- _INSTRUCTION_:
Copy out the records precisely, omitting pictures.

- _SOURCE MATERIAL_:
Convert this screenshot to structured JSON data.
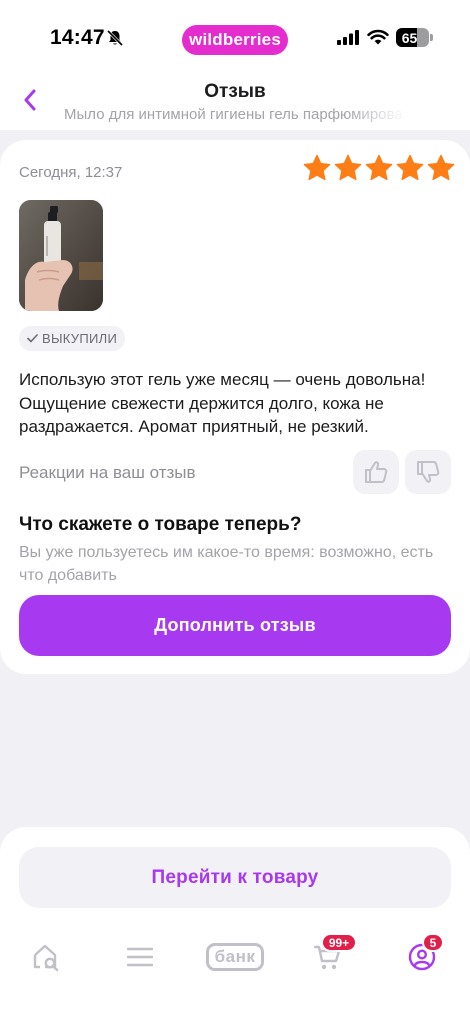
{
  "status_bar": {
    "time": "14:47",
    "app_pill": "wildberries",
    "battery": "65",
    "battery_level_percent": 65
  },
  "header": {
    "title": "Отзыв",
    "subtitle": "Мыло для интимной гигиены гель парфюмирова"
  },
  "review": {
    "date": "Сегодня, 12:37",
    "rating": 5,
    "rating_color": "#fd7e17",
    "badge": "ВЫКУПИЛИ",
    "text": "Использую этот гель уже месяц — очень довольна! Ощущение свежести держится долго, кожа не раздражается. Аромат приятный, не резкий.",
    "reactions_label": "Реакции на ваш отзыв",
    "prompt_title": "Что скажете о товаре теперь?",
    "prompt_text": "Вы уже пользуетесь им какое-то время: возможно, есть что добавить",
    "supplement_button": "Дополнить отзыв"
  },
  "bottom": {
    "goto_button": "Перейти к товару"
  },
  "tab_bar": {
    "bank_label": "банк",
    "cart_badge": "99+",
    "profile_badge": "5",
    "icons": [
      "home-search-icon",
      "menu-icon",
      "bank-logo",
      "cart-icon",
      "profile-icon"
    ]
  },
  "colors": {
    "accent": "#a73af1",
    "brand_pink": "#e52ccf",
    "badge_red": "#e21e4a"
  }
}
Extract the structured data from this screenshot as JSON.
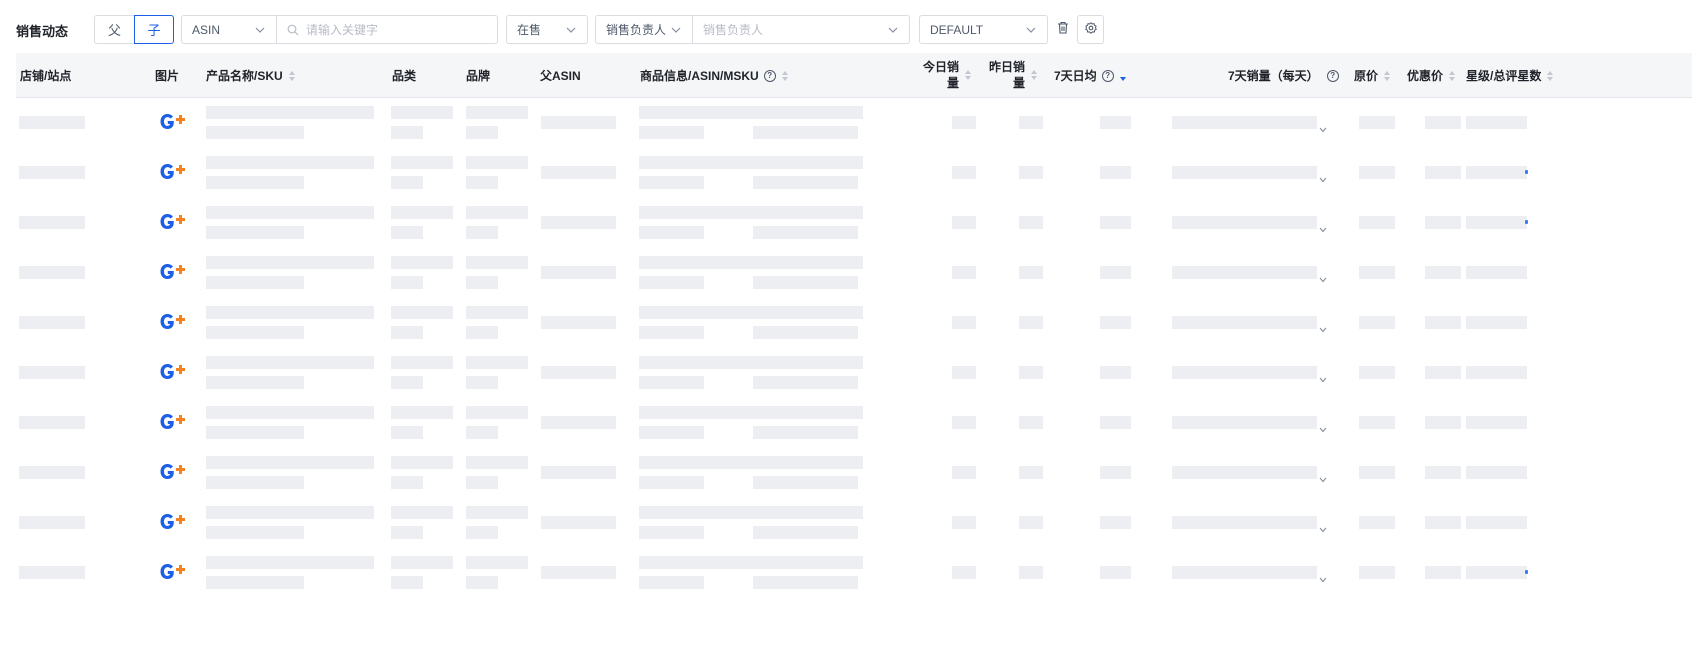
{
  "page": {
    "title": "销售动态"
  },
  "toolbar": {
    "parent_label": "父",
    "child_label": "子",
    "asin_select": "ASIN",
    "search_placeholder": "请输入关键字",
    "status_select": "在售",
    "owner_type_select": "销售负责人",
    "owner_placeholder": "销售负责人",
    "view_select": "DEFAULT"
  },
  "icons": {
    "trash": "trash-icon",
    "gear": "gear-icon",
    "search": "search-icon",
    "chevron": "chevron-down-icon",
    "help": "question-circle-icon",
    "sort": "sort-caret-icon"
  },
  "colors": {
    "accent": "#1d5fe6",
    "logo_orange": "#f58220",
    "skeleton": "#edeef2"
  },
  "table": {
    "columns": [
      {
        "key": "store",
        "label": "店铺/站点"
      },
      {
        "key": "image",
        "label": "图片"
      },
      {
        "key": "name",
        "label": "产品名称/SKU",
        "sortable": true
      },
      {
        "key": "category",
        "label": "品类"
      },
      {
        "key": "brand",
        "label": "品牌"
      },
      {
        "key": "parent_asin",
        "label": "父ASIN"
      },
      {
        "key": "product_info",
        "label": "商品信息/ASIN/MSKU",
        "help": true,
        "sortable": true
      },
      {
        "key": "today_sales_1",
        "label": "今日销",
        "sortable": true
      },
      {
        "key": "today_sales_2",
        "label": "量"
      },
      {
        "key": "yesterday_sales_1",
        "label": "昨日销",
        "sortable": true
      },
      {
        "key": "yesterday_sales_2",
        "label": "量"
      },
      {
        "key": "avg7",
        "label": "7天日均",
        "help": true,
        "sortable": true,
        "sort_state": "desc"
      },
      {
        "key": "daily7",
        "label": "7天销量（每天）",
        "help": true
      },
      {
        "key": "price",
        "label": "原价",
        "sortable": true
      },
      {
        "key": "promo_price",
        "label": "优惠价",
        "sortable": true
      },
      {
        "key": "rating",
        "label": "星级/总评星数",
        "sortable": true
      }
    ],
    "row_count": 10,
    "row_state": "loading-skeleton"
  }
}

- _TASK SOLUTION_:
Convert this screenshot to structured JSON data.
{
  "status_bar": {
    "time": "14:47",
    "app_pill": "wildberries",
    "battery": "65",
    "battery_level_percent": 65
  },
  "header": {
    "title": "Отзыв",
    "subtitle": "Мыло для интимной гигиены гель парфюмирова"
  },
  "review": {
    "date": "Сегодня, 12:37",
    "rating": 5,
    "rating_color": "#fd7e17",
    "badge": "ВЫКУПИЛИ",
    "text": "Использую этот гель уже месяц — очень довольна! Ощущение свежести держится долго, кожа не раздражается. Аромат приятный, не резкий.",
    "reactions_label": "Реакции на ваш отзыв",
    "prompt_title": "Что скажете о товаре теперь?",
    "prompt_text": "Вы уже пользуетесь им какое-то время: возможно, есть что добавить",
    "supplement_button": "Дополнить отзыв"
  },
  "bottom": {
    "goto_button": "Перейти к товару"
  },
  "tab_bar": {
    "bank_label": "банк",
    "cart_badge": "99+",
    "profile_badge": "5",
    "icons": [
      "home-search-icon",
      "menu-icon",
      "bank-logo",
      "cart-icon",
      "profile-icon"
    ]
  },
  "colors": {
    "accent": "#a73af1",
    "brand_pink": "#e52ccf",
    "badge_red": "#e21e4a"
  }
}
Extract the structured data from this screenshot as JSON.
{
  "page": {
    "title": "销售动态"
  },
  "toolbar": {
    "parent_label": "父",
    "child_label": "子",
    "asin_select": "ASIN",
    "search_placeholder": "请输入关键字",
    "status_select": "在售",
    "owner_type_select": "销售负责人",
    "owner_placeholder": "销售负责人",
    "view_select": "DEFAULT"
  },
  "icons": {
    "trash": "trash-icon",
    "gear": "gear-icon",
    "search": "search-icon",
    "chevron": "chevron-down-icon",
    "help": "question-circle-icon",
    "sort": "sort-caret-icon"
  },
  "colors": {
    "accent": "#1d5fe6",
    "logo_orange": "#f58220",
    "skeleton": "#edeef2"
  },
  "table": {
    "columns": [
      {
        "key": "store",
        "label": "店铺/站点"
      },
      {
        "key": "image",
        "label": "图片"
      },
      {
        "key": "name",
        "label": "产品名称/SKU",
        "sortable": true
      },
      {
        "key": "category",
        "label": "品类"
      },
      {
        "key": "brand",
        "label": "品牌"
      },
      {
        "key": "parent_asin",
        "label": "父ASIN"
      },
      {
        "key": "product_info",
        "label": "商品信息/ASIN/MSKU",
        "help": true,
        "sortable": true
      },
      {
        "key": "today_sales_1",
        "label": "今日销",
        "sortable": true
      },
      {
        "key": "today_sales_2",
        "label": "量"
      },
      {
        "key": "yesterday_sales_1",
        "label": "昨日销",
        "sortable": true
      },
      {
        "key": "yesterday_sales_2",
        "label": "量"
      },
      {
        "key": "avg7",
        "label": "7天日均",
        "help": true,
        "sortable": true,
        "sort_state": "desc"
      },
      {
        "key": "daily7",
        "label": "7天销量（每天）",
        "help": true
      },
      {
        "key": "price",
        "label": "原价",
        "sortable": true
      },
      {
        "key": "promo_price",
        "label": "优惠价",
        "sortable": true
      },
      {
        "key": "rating",
        "label": "星级/总评星数",
        "sortable": true
      }
    ],
    "row_count": 10,
    "row_state": "loading-skeleton"
  }
}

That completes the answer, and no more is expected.